*** DATA TO PROCESS

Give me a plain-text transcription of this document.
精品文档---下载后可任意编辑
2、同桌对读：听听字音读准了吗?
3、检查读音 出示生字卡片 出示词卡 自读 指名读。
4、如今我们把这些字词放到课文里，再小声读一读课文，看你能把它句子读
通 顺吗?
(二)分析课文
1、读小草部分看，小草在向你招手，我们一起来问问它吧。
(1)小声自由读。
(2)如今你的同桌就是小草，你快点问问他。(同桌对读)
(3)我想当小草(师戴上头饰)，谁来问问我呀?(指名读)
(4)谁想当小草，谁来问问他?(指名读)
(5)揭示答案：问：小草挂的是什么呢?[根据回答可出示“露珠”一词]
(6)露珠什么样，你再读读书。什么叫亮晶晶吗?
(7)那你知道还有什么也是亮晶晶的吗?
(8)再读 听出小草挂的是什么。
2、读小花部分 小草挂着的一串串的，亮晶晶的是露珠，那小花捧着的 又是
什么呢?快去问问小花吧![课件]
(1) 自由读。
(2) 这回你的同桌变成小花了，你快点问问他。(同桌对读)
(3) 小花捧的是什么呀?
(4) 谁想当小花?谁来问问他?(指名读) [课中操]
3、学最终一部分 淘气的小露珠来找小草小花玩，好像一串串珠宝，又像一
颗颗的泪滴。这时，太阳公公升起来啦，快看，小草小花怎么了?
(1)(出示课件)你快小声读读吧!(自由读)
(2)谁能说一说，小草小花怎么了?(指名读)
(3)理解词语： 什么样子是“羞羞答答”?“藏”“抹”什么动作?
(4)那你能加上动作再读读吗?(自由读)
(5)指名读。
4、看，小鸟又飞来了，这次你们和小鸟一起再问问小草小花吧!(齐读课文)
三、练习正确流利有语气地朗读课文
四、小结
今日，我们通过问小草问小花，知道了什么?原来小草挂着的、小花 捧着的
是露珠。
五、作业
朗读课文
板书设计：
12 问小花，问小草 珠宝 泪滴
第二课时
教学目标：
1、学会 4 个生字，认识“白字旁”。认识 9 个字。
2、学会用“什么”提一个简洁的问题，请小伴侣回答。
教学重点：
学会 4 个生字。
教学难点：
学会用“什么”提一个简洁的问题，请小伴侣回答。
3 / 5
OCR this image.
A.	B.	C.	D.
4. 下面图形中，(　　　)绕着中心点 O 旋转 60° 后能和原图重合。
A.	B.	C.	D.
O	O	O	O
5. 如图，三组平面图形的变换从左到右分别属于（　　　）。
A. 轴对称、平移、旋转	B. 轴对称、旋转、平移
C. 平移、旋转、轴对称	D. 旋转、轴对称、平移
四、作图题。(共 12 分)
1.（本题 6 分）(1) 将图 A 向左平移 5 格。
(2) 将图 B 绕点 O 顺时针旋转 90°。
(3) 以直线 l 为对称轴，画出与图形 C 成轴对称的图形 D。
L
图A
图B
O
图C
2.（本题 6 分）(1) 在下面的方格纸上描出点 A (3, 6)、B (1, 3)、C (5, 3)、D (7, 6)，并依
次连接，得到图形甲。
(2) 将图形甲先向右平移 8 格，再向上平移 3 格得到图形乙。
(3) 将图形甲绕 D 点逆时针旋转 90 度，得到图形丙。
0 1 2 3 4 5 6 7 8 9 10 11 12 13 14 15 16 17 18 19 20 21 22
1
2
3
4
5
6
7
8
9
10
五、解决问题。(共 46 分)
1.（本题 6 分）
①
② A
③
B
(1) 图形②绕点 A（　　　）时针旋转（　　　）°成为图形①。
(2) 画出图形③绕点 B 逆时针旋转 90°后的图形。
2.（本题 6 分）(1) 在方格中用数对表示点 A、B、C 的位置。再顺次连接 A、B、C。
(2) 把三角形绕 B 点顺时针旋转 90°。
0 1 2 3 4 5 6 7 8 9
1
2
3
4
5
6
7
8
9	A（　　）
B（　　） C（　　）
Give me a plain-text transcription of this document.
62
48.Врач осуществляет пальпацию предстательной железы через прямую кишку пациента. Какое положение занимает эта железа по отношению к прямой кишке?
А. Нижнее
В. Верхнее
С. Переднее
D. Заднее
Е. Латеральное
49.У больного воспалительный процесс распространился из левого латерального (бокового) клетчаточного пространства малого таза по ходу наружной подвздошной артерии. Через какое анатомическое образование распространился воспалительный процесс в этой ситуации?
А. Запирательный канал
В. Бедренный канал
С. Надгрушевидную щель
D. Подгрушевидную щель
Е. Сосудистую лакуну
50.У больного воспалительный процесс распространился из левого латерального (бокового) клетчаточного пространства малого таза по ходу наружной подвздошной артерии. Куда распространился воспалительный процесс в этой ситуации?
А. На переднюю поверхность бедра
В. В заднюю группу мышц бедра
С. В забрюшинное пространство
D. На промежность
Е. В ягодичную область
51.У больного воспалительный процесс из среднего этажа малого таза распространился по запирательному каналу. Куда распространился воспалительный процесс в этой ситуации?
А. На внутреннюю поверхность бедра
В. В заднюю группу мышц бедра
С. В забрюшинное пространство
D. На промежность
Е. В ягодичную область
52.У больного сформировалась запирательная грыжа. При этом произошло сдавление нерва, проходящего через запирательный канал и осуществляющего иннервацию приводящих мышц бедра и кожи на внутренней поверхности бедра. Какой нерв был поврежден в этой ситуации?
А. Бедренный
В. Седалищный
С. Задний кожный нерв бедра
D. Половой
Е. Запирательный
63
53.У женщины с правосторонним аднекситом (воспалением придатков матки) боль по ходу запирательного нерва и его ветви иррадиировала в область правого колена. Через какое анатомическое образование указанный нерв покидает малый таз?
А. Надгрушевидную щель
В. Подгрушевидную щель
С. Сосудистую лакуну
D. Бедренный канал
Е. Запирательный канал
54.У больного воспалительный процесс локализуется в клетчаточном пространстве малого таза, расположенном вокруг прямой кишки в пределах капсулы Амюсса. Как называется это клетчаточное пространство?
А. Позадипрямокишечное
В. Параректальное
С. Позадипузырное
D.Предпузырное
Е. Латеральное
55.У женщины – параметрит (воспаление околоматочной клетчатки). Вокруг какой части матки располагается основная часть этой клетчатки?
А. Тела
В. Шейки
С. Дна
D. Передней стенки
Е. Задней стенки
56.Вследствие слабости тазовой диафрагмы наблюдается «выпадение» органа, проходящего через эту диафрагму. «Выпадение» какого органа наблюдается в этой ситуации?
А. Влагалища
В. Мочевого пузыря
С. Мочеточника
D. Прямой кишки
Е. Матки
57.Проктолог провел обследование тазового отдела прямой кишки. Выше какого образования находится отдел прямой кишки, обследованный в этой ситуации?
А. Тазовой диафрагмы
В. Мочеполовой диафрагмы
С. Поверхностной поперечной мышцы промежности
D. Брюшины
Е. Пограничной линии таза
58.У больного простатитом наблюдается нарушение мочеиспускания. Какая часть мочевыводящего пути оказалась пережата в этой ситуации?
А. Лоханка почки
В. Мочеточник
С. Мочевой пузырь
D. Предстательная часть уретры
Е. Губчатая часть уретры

******

* [TASK TO COMPLETE]: What is needed here is an exact reproduction of all the entries.

* [ANSWER TO THE TASK]:
Give me a plain-text transcription of this document.
精品文档---下载后可任意编辑
2、同桌对读：听听字音读准了吗?
3、检查读音 出示生字卡片 出示词卡 自读 指名读。
4、如今我们把这些字词放到课文里，再小声读一读课文，看你能把它句子读
通 顺吗?
(二)分析课文
1、读小草部分看，小草在向你招手，我们一起来问问它吧。
(1)小声自由读。
(2)如今你的同桌就是小草，你快点问问他。(同桌对读)
(3)我想当小草(师戴上头饰)，谁来问问我呀?(指名读)
(4)谁想当小草，谁来问问他?(指名读)
(5)揭示答案：问：小草挂的是什么呢?[根据回答可出示“露珠”一词]
(6)露珠什么样，你再读读书。什么叫亮晶晶吗?
(7)那你知道还有什么也是亮晶晶的吗?
(8)再读 听出小草挂的是什么。
2、读小花部分 小草挂着的一串串的，亮晶晶的是露珠，那小花捧着的 又是
什么呢?快去问问小花吧![课件]
(1) 自由读。
(2) 这回你的同桌变成小花了，你快点问问他。(同桌对读)
(3) 小花捧的是什么呀?
(4) 谁想当小花?谁来问问他?(指名读) [课中操]
3、学最终一部分 淘气的小露珠来找小草小花玩，好像一串串珠宝，又像一
颗颗的泪滴。这时，太阳公公升起来啦，快看，小草小花怎么了?
(1)(出示课件)你快小声读读吧!(自由读)
(2)谁能说一说，小草小花怎么了?(指名读)
(3)理解词语： 什么样子是“羞羞答答”?“藏”“抹”什么动作?
(4)那你能加上动作再读读吗?(自由读)
(5)指名读。
4、看，小鸟又飞来了，这次你们和小鸟一起再问问小草小花吧!(齐读课文)
三、练习正确流利有语气地朗读课文
四、小结
今日，我们通过问小草问小花，知道了什么?原来小草挂着的、小花 捧着的
是露珠。
五、作业
朗读课文
板书设计：
12 问小花，问小草 珠宝 泪滴
第二课时
教学目标：
1、学会 4 个生字，认识“白字旁”。认识 9 个字。
2、学会用“什么”提一个简洁的问题，请小伴侣回答。
教学重点：
学会 4 个生字。
教学难点：
学会用“什么”提一个简洁的问题，请小伴侣回答。
3 / 5
OCR this image.
A.	B.	C.	D.
4. 下面图形中，(　　　)绕着中心点 O 旋转 60° 后能和原图重合。
A.	B.	C.	D.
O	O	O	O
5. 如图，三组平面图形的变换从左到右分别属于（　　　）。
A. 轴对称、平移、旋转	B. 轴对称、旋转、平移
C. 平移、旋转、轴对称	D. 旋转、轴对称、平移
四、作图题。(共 12 分)
1.（本题 6 分）(1) 将图 A 向左平移 5 格。
(2) 将图 B 绕点 O 顺时针旋转 90°。
(3) 以直线 l 为对称轴，画出与图形 C 成轴对称的图形 D。
L
图A
图B
O
图C
2.（本题 6 分）(1) 在下面的方格纸上描出点 A (3, 6)、B (1, 3)、C (5, 3)、D (7, 6)，并依
次连接，得到图形甲。
(2) 将图形甲先向右平移 8 格，再向上平移 3 格得到图形乙。
(3) 将图形甲绕 D 点逆时针旋转 90 度，得到图形丙。
0 1 2 3 4 5 6 7 8 9 10 11 12 13 14 15 16 17 18 19 20 21 22
1
2
3
4
5
6
7
8
9
10
五、解决问题。(共 46 分)
1.（本题 6 分）
①
② A
③
B
(1) 图形②绕点 A（　　　）时针旋转（　　　）°成为图形①。
(2) 画出图形③绕点 B 逆时针旋转 90°后的图形。
2.（本题 6 分）(1) 在方格中用数对表示点 A、B、C 的位置。再顺次连接 A、B、C。
(2) 把三角形绕 B 点顺时针旋转 90°。
0 1 2 3 4 5 6 7 8 9
1
2
3
4
5
6
7
8
9	A（　　）
B（　　） C（　　）
Give me a plain-text transcription of this document.
62
48.Врач осуществляет пальпацию предстательной железы через прямую кишку пациента. Какое положение занимает эта железа по отношению к прямой кишке?
А. Нижнее
В. Верхнее
С. Переднее
D. Заднее
Е. Латеральное
49.У больного воспалительный процесс распространился из левого латерального (бокового) клетчаточного пространства малого таза по ходу наружной подвздошной артерии. Через какое анатомическое образование распространился воспалительный процесс в этой ситуации?
А. Запирательный канал
В. Бедренный канал
С. Надгрушевидную щель
D. Подгрушевидную щель
Е. Сосудистую лакуну
50.У больного воспалительный процесс распространился из левого латерального (бокового) клетчаточного пространства малого таза по ходу наружной подвздошной артерии. Куда распространился воспалительный процесс в этой ситуации?
А. На переднюю поверхность бедра
В. В заднюю группу мышц бедра
С. В забрюшинное пространство
D. На промежность
Е. В ягодичную область
51.У больного воспалительный процесс из среднего этажа малого таза распространился по запирательному каналу. Куда распространился воспалительный процесс в этой ситуации?
А. На внутреннюю поверхность бедра
В. В заднюю группу мышц бедра
С. В забрюшинное пространство
D. На промежность
Е. В ягодичную область
52.У больного сформировалась запирательная грыжа. При этом произошло сдавление нерва, проходящего через запирательный канал и осуществляющего иннервацию приводящих мышц бедра и кожи на внутренней поверхности бедра. Какой нерв был поврежден в этой ситуации?
А. Бедренный
В. Седалищный
С. Задний кожный нерв бедра
D. Половой
Е. Запирательный
63
53.У женщины с правосторонним аднекситом (воспалением придатков матки) боль по ходу запирательного нерва и его ветви иррадиировала в область правого колена. Через какое анатомическое образование указанный нерв покидает малый таз?
А. Надгрушевидную щель
В. Подгрушевидную щель
С. Сосудистую лакуну
D. Бедренный канал
Е. Запирательный канал
54.У больного воспалительный процесс локализуется в клетчаточном пространстве малого таза, расположенном вокруг прямой кишки в пределах капсулы Амюсса. Как называется это клетчаточное пространство?
А. Позадипрямокишечное
В. Параректальное
С. Позадипузырное
D.Предпузырное
Е. Латеральное
55.У женщины – параметрит (воспаление околоматочной клетчатки). Вокруг какой части матки располагается основная часть этой клетчатки?
А. Тела
В. Шейки
С. Дна
D. Передней стенки
Е. Задней стенки
56.Вследствие слабости тазовой диафрагмы наблюдается «выпадение» органа, проходящего через эту диафрагму. «Выпадение» какого органа наблюдается в этой ситуации?
А. Влагалища
В. Мочевого пузыря
С. Мочеточника
D. Прямой кишки
Е. Матки
57.Проктолог провел обследование тазового отдела прямой кишки. Выше какого образования находится отдел прямой кишки, обследованный в этой ситуации?
А. Тазовой диафрагмы
В. Мочеполовой диафрагмы
С. Поверхностной поперечной мышцы промежности
D. Брюшины
Е. Пограничной линии таза
58.У больного простатитом наблюдается нарушение мочеиспускания. Какая часть мочевыводящего пути оказалась пережата в этой ситуации?
А. Лоханка почки
В. Мочеточник
С. Мочевой пузырь
D. Предстательная часть уретры
Е. Губчатая часть уретры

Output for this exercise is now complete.